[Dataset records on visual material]

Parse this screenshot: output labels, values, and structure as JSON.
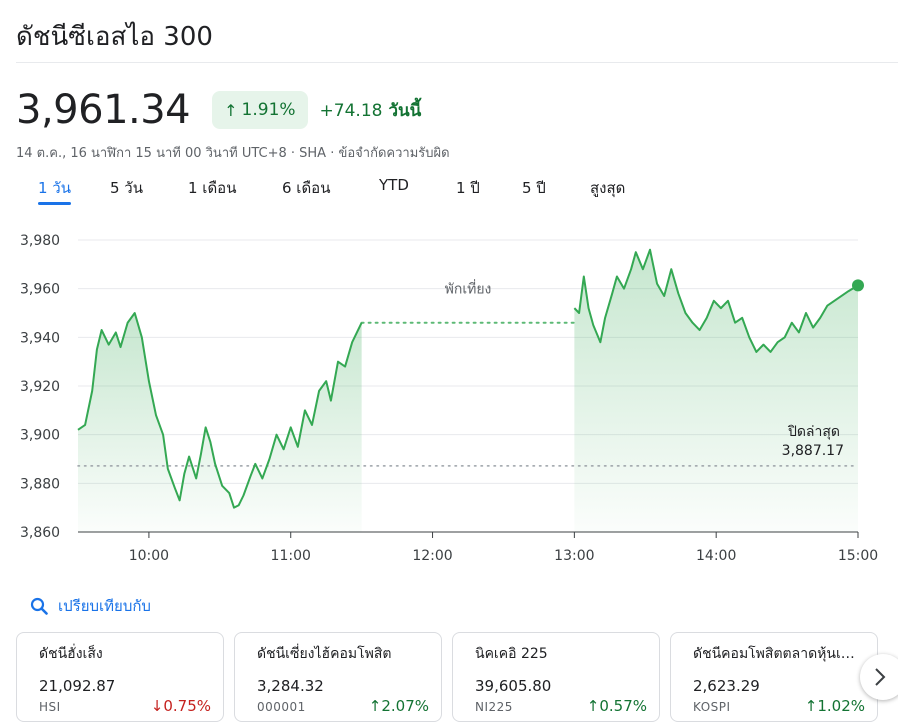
{
  "header": {
    "title": "ดัชนีซีเอสไอ 300",
    "price": "3,961.34",
    "change_pct": "1.91%",
    "change_abs": "+74.18",
    "change_period": "วันนี้",
    "meta": "14 ต.ค., 16 นาฬิกา 15 นาที 00 วินาที UTC+8 · SHA · ข้อจำกัดความรับผิด"
  },
  "tabs": [
    {
      "label": "1 วัน",
      "active": true
    },
    {
      "label": "5 วัน",
      "active": false
    },
    {
      "label": "1 เดือน",
      "active": false
    },
    {
      "label": "6 เดือน",
      "active": false
    },
    {
      "label": "YTD",
      "active": false
    },
    {
      "label": "1 ปี",
      "active": false
    },
    {
      "label": "5 ปี",
      "active": false
    },
    {
      "label": "สูงสุด",
      "active": false
    }
  ],
  "colors": {
    "up": "#137333",
    "down": "#c5221f",
    "line": "#34a853",
    "accent": "#1a73e8"
  },
  "chart_data": {
    "type": "line",
    "ylim": [
      3860,
      3980
    ],
    "y_ticks": [
      3980,
      3960,
      3940,
      3920,
      3900,
      3880,
      3860
    ],
    "y_tick_labels": [
      "3,980",
      "3,960",
      "3,940",
      "3,920",
      "3,900",
      "3,880",
      "3,860"
    ],
    "x_ticks": [
      "10:00",
      "11:00",
      "12:00",
      "13:00",
      "14:00",
      "15:00"
    ],
    "x_range": [
      "09:30",
      "15:00"
    ],
    "lunch_break": {
      "start": "11:30",
      "end": "13:00",
      "label": "พักเที่ยง",
      "value": 3946
    },
    "previous_close": {
      "label": "ปิดล่าสุด",
      "value": 3887.17,
      "value_label": "3,887.17"
    },
    "grid": true,
    "series": [
      {
        "points": [
          [
            "09:30",
            3902
          ],
          [
            "09:33",
            3904
          ],
          [
            "09:36",
            3918
          ],
          [
            "09:38",
            3935
          ],
          [
            "09:40",
            3943
          ],
          [
            "09:43",
            3937
          ],
          [
            "09:46",
            3942
          ],
          [
            "09:48",
            3936
          ],
          [
            "09:51",
            3946
          ],
          [
            "09:54",
            3950
          ],
          [
            "09:57",
            3940
          ],
          [
            "10:00",
            3922
          ],
          [
            "10:03",
            3908
          ],
          [
            "10:06",
            3900
          ],
          [
            "10:08",
            3886
          ],
          [
            "10:11",
            3878
          ],
          [
            "10:13",
            3873
          ],
          [
            "10:15",
            3884
          ],
          [
            "10:17",
            3891
          ],
          [
            "10:20",
            3882
          ],
          [
            "10:22",
            3892
          ],
          [
            "10:24",
            3903
          ],
          [
            "10:26",
            3897
          ],
          [
            "10:28",
            3888
          ],
          [
            "10:31",
            3879
          ],
          [
            "10:34",
            3876
          ],
          [
            "10:36",
            3870
          ],
          [
            "10:38",
            3871
          ],
          [
            "10:40",
            3875
          ],
          [
            "10:43",
            3883
          ],
          [
            "10:45",
            3888
          ],
          [
            "10:48",
            3882
          ],
          [
            "10:51",
            3890
          ],
          [
            "10:54",
            3900
          ],
          [
            "10:57",
            3894
          ],
          [
            "11:00",
            3903
          ],
          [
            "11:03",
            3895
          ],
          [
            "11:06",
            3910
          ],
          [
            "11:09",
            3904
          ],
          [
            "11:12",
            3918
          ],
          [
            "11:15",
            3922
          ],
          [
            "11:17",
            3914
          ],
          [
            "11:20",
            3930
          ],
          [
            "11:23",
            3928
          ],
          [
            "11:26",
            3938
          ],
          [
            "11:28",
            3942
          ],
          [
            "11:30",
            3946
          ],
          [
            "13:00",
            3952
          ],
          [
            "13:02",
            3950
          ],
          [
            "13:04",
            3965
          ],
          [
            "13:06",
            3952
          ],
          [
            "13:08",
            3945
          ],
          [
            "13:11",
            3938
          ],
          [
            "13:13",
            3948
          ],
          [
            "13:16",
            3958
          ],
          [
            "13:18",
            3965
          ],
          [
            "13:21",
            3960
          ],
          [
            "13:24",
            3968
          ],
          [
            "13:26",
            3975
          ],
          [
            "13:29",
            3968
          ],
          [
            "13:32",
            3976
          ],
          [
            "13:35",
            3962
          ],
          [
            "13:38",
            3957
          ],
          [
            "13:41",
            3968
          ],
          [
            "13:44",
            3958
          ],
          [
            "13:47",
            3950
          ],
          [
            "13:50",
            3946
          ],
          [
            "13:53",
            3943
          ],
          [
            "13:56",
            3948
          ],
          [
            "13:59",
            3955
          ],
          [
            "14:02",
            3952
          ],
          [
            "14:05",
            3955
          ],
          [
            "14:08",
            3946
          ],
          [
            "14:11",
            3948
          ],
          [
            "14:14",
            3940
          ],
          [
            "14:17",
            3934
          ],
          [
            "14:20",
            3937
          ],
          [
            "14:23",
            3934
          ],
          [
            "14:26",
            3938
          ],
          [
            "14:29",
            3940
          ],
          [
            "14:32",
            3946
          ],
          [
            "14:35",
            3942
          ],
          [
            "14:38",
            3950
          ],
          [
            "14:41",
            3944
          ],
          [
            "14:44",
            3948
          ],
          [
            "14:47",
            3953
          ],
          [
            "14:50",
            3955
          ],
          [
            "14:53",
            3957
          ],
          [
            "14:56",
            3959
          ],
          [
            "15:00",
            3961.34
          ]
        ]
      }
    ]
  },
  "compare": {
    "label": "เปรียบเทียบกับ"
  },
  "cards": [
    {
      "name": "ดัชนีฮั่งเส็ง",
      "price": "21,092.87",
      "symbol": "HSI",
      "change": "0.75%",
      "direction": "down"
    },
    {
      "name": "ดัชนีเซี่ยงไฮ้คอมโพสิต",
      "price": "3,284.32",
      "symbol": "000001",
      "change": "2.07%",
      "direction": "up"
    },
    {
      "name": "นิคเคอิ 225",
      "price": "39,605.80",
      "symbol": "NI225",
      "change": "0.57%",
      "direction": "up"
    },
    {
      "name": "ดัชนีคอมโพสิตตลาดหุ้นเ…",
      "price": "2,623.29",
      "symbol": "KOSPI",
      "change": "1.02%",
      "direction": "up"
    }
  ]
}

--- TASK BRIEF ---
Look through the data above. Copy every line with the string "price" in it.

--- FULL RESPONSE ---
    "price": "3,961.34",
      "price": "21,092.87",
      "price": "3,284.32",
      "price": "39,605.80",
      "price": "2,623.29",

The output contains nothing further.